(Spatial annotation records)
• • • •

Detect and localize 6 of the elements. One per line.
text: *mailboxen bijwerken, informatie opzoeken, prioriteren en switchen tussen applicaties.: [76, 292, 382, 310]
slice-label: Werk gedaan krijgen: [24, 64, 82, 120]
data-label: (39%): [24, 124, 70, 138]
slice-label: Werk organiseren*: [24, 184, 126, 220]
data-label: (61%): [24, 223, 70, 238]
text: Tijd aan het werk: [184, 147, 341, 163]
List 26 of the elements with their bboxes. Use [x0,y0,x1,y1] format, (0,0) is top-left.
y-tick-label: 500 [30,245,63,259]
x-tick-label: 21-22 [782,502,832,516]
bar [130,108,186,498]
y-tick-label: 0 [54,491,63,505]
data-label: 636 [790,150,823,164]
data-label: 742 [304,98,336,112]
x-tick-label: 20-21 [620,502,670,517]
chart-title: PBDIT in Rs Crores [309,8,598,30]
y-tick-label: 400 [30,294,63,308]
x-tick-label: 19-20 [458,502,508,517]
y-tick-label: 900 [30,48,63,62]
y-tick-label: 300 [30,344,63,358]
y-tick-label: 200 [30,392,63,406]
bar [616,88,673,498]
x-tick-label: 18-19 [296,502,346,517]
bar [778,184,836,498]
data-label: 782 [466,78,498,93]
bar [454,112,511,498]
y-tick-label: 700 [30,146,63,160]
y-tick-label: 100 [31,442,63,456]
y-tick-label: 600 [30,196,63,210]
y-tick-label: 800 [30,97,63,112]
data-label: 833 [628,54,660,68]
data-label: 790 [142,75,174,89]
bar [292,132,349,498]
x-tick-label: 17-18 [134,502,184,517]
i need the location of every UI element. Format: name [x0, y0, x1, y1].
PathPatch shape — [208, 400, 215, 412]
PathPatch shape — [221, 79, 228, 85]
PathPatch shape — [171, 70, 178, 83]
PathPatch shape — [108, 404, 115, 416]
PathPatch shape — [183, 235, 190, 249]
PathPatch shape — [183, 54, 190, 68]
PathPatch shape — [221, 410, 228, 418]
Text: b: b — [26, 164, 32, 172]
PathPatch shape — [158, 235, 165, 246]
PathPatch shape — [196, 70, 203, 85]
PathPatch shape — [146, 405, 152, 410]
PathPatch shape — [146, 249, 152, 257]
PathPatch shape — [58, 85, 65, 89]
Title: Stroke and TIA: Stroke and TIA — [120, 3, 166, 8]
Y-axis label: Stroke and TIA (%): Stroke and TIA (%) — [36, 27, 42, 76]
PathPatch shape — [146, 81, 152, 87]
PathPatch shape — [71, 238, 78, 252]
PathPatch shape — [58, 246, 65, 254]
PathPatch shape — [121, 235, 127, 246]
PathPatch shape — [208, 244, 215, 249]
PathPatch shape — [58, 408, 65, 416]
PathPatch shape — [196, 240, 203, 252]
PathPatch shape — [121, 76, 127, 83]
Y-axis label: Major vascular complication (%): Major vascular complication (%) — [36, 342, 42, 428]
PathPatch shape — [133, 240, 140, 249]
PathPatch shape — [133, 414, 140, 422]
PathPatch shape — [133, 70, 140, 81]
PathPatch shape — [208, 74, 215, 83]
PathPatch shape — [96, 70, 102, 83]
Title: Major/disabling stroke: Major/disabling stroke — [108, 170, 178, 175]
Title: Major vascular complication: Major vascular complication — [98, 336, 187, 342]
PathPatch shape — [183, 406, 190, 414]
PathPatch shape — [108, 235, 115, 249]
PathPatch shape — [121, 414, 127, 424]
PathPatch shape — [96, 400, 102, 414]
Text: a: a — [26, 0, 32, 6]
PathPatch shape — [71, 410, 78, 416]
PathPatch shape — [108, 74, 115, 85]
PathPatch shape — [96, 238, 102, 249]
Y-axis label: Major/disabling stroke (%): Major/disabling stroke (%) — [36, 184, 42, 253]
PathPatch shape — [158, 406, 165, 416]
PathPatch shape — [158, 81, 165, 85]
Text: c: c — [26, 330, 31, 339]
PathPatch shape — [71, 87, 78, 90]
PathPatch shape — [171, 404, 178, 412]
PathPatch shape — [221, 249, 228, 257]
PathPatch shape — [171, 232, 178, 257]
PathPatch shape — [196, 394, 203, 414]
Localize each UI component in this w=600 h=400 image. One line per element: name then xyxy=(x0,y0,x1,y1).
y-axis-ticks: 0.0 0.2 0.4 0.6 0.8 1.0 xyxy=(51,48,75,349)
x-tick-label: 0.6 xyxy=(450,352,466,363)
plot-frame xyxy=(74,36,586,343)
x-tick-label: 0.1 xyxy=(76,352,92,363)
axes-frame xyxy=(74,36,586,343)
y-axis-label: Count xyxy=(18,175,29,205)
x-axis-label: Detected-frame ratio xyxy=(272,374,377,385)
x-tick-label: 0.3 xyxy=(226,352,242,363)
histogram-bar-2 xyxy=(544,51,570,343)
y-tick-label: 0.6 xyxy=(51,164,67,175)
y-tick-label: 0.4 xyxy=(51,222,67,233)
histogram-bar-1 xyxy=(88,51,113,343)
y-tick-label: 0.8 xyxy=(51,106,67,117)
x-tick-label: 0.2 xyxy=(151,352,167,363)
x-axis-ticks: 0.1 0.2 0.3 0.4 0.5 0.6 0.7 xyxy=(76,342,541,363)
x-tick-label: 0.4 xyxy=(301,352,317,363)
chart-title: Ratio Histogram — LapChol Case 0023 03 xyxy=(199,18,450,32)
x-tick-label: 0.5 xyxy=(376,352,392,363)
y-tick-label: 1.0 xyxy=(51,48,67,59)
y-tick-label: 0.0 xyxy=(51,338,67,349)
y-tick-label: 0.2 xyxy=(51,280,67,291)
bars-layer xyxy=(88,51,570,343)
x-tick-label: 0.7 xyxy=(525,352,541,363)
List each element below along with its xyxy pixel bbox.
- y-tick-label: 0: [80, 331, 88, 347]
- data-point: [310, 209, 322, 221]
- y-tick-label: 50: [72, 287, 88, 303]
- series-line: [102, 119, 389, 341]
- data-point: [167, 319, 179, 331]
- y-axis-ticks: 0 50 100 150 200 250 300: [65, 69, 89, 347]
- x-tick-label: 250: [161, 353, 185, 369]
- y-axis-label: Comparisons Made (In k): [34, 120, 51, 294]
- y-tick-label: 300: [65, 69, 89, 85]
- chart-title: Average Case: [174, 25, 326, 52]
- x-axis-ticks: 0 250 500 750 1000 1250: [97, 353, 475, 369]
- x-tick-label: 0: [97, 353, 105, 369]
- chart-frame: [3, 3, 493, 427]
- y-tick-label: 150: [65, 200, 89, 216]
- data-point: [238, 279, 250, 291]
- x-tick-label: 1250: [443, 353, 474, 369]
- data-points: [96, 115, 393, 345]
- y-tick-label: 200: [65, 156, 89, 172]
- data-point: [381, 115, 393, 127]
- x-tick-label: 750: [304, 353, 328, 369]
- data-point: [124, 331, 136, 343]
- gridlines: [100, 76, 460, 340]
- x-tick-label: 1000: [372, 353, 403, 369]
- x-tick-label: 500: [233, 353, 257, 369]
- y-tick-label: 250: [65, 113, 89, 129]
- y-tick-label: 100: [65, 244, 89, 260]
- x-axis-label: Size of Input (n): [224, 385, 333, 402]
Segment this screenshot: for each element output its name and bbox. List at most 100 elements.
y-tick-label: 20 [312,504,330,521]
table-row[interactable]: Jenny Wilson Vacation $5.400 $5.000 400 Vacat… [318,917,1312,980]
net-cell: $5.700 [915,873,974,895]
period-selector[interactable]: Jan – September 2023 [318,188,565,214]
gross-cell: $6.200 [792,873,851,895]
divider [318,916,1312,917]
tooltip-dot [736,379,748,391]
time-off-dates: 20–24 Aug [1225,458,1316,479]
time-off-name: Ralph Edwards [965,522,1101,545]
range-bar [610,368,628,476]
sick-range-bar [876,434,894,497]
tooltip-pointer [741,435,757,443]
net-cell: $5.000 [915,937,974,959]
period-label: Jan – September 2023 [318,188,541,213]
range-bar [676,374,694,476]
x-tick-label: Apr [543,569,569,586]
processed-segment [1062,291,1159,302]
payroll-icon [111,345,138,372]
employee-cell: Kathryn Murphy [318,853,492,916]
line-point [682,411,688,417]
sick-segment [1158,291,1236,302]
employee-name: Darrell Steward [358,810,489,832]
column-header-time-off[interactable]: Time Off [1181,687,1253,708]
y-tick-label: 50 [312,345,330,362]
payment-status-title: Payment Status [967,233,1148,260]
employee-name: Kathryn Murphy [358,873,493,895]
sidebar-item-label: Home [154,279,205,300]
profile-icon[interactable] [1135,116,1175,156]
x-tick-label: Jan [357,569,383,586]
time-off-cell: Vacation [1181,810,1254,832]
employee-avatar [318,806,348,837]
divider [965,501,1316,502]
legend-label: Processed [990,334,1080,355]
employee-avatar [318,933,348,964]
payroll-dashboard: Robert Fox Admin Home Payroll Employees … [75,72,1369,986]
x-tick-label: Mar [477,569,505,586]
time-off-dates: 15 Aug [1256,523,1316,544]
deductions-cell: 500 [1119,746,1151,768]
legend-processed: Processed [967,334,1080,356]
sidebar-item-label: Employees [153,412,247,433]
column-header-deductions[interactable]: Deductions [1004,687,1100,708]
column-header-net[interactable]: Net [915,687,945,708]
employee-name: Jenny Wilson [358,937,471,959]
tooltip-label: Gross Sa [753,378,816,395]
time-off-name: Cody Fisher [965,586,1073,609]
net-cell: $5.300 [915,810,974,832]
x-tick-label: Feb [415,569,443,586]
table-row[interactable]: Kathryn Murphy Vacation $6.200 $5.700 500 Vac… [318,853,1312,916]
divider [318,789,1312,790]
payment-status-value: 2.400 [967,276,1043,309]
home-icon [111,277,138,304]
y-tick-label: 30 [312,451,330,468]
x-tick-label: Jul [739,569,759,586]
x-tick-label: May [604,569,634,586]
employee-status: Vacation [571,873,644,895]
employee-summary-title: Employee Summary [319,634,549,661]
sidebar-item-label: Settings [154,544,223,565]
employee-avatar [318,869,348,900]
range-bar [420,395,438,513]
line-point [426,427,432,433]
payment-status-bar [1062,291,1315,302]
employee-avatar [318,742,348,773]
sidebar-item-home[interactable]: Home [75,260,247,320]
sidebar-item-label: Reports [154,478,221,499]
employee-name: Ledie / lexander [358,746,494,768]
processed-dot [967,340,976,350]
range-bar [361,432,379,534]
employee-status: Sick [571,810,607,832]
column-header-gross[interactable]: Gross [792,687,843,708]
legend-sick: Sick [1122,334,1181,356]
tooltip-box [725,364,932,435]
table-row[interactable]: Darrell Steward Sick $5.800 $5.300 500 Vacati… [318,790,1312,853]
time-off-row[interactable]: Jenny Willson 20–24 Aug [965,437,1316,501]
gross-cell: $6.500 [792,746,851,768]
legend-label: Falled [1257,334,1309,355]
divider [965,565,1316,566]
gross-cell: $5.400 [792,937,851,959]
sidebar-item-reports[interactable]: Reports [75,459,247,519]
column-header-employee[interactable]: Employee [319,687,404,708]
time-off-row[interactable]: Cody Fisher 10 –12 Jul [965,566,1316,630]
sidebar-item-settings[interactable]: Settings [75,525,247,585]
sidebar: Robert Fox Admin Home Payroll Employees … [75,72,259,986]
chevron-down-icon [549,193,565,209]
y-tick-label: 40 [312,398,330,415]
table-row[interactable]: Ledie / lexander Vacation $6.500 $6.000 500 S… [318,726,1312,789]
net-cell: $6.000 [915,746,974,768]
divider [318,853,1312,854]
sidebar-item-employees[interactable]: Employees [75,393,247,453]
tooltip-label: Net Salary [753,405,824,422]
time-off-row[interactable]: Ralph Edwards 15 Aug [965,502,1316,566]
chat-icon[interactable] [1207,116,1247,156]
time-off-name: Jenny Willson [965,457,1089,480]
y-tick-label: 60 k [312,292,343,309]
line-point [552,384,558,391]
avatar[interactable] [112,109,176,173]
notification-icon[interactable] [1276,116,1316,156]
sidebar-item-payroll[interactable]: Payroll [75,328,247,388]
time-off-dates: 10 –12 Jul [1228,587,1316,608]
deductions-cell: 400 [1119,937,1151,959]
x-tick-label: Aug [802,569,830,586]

• • • •

Return everything from the start of the records down to the line containing "slice-label: Werk organiseren*: [24, 184, 126, 220]", including that line, character for character.

**EXERCISE RESPONSE**
Detect and localize 6 of the elements. One per line.
text: *mailboxen bijwerken, informatie opzoeken, prioriteren en switchen tussen applicaties.: [76, 292, 382, 310]
slice-label: Werk gedaan krijgen: [24, 64, 82, 120]
data-label: (39%): [24, 124, 70, 138]
slice-label: Werk organiseren*: [24, 184, 126, 220]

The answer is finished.